*Activity*
Look through the entries for the string "Territory" and copy every line where it shows up.

*Records supplied*
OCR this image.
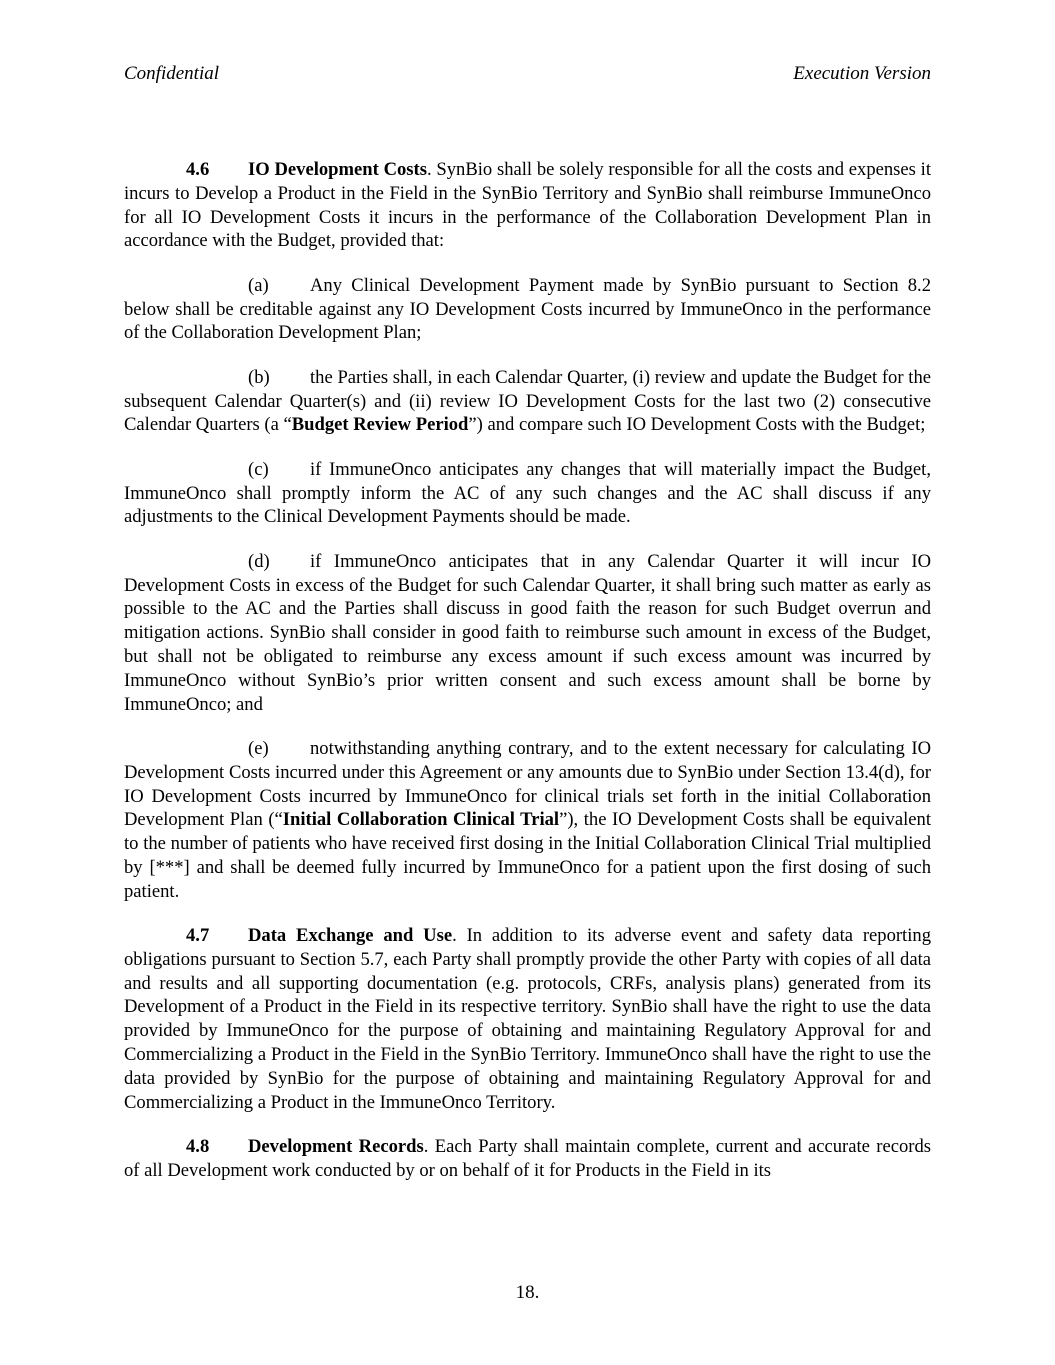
Confidential	Execution Version

4.6 IO Development Costs. SynBio shall be solely responsible for all the costs and expenses it incurs to Develop a Product in the Field in the SynBio Territory and SynBio shall reimburse ImmuneOnco for all IO Development Costs it incurs in the performance of the Collaboration Development Plan in accordance with the Budget, provided that:

(a) Any Clinical Development Payment made by SynBio pursuant to Section 8.2 below shall be creditable against any IO Development Costs incurred by ImmuneOnco in the performance of the Collaboration Development Plan;

(b) the Parties shall, in each Calendar Quarter, (i) review and update the Budget for the subsequent Calendar Quarter(s) and (ii) review IO Development Costs for the last two (2) consecutive Calendar Quarters (a “Budget Review Period”) and compare such IO Development Costs with the Budget;

(c) if ImmuneOnco anticipates any changes that will materially impact the Budget, ImmuneOnco shall promptly inform the AC of any such changes and the AC shall discuss if any adjustments to the Clinical Development Payments should be made.

(d) if ImmuneOnco anticipates that in any Calendar Quarter it will incur IO Development Costs in excess of the Budget for such Calendar Quarter, it shall bring such matter as early as possible to the AC and the Parties shall discuss in good faith the reason for such Budget overrun and mitigation actions. SynBio shall consider in good faith to reimburse such amount in excess of the Budget, but shall not be obligated to reimburse any excess amount if such excess amount was incurred by ImmuneOnco without SynBio’s prior written consent and such excess amount shall be borne by ImmuneOnco; and

(e) notwithstanding anything contrary, and to the extent necessary for calculating IO Development Costs incurred under this Agreement or any amounts due to SynBio under Section 13.4(d), for IO Development Costs incurred by ImmuneOnco for clinical trials set forth in the initial Collaboration Development Plan (“Initial Collaboration Clinical Trial”), the IO Development Costs shall be equivalent to the number of patients who have received first dosing in the Initial Collaboration Clinical Trial multiplied by [***] and shall be deemed fully incurred by ImmuneOnco for a patient upon the first dosing of such patient.

4.7 Data Exchange and Use. In addition to its adverse event and safety data reporting obligations pursuant to Section 5.7, each Party shall promptly provide the other Party with copies of all data and results and all supporting documentation (e.g. protocols, CRFs, analysis plans) generated from its Development of a Product in the Field in its respective territory. SynBio shall have the right to use the data provided by ImmuneOnco for the purpose of obtaining and maintaining Regulatory Approval for and Commercializing a Product in the Field in the SynBio Territory. ImmuneOnco shall have the right to use the data provided by SynBio for the purpose of obtaining and maintaining Regulatory Approval for and Commercializing a Product in the ImmuneOnco Territory.

4.8 Development Records. Each Party shall maintain complete, current and accurate records of all Development work conducted by or on behalf of it for Products in the Field in its

18.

*Reply to the task*
4.6 IO Development Costs. SynBio shall be solely responsible for all the costs and expenses it incurs to Develop a Product in the Field in the SynBio Territory and SynBio shall reimburse ImmuneOnco for all IO Development Costs it incurs in the performance of the Collaboration Development Plan in accordance with the Budget, provided that:
4.7 Data Exchange and Use. In addition to its adverse event and safety data reporting obligations pursuant to Section 5.7, each Party shall promptly provide the other Party with copies of all data and results and all supporting documentation (e.g. protocols, CRFs, analysis plans) generated from its Development of a Product in the Field in its respective territory. SynBio shall have the right to use the data provided by ImmuneOnco for the purpose of obtaining and maintaining Regulatory Approval for and Commercializing a Product in the Field in the SynBio Territory. ImmuneOnco shall have the right to use the data provided by SynBio for the purpose of obtaining and maintaining Regulatory Approval for and Commercializing a Product in the ImmuneOnco Territory.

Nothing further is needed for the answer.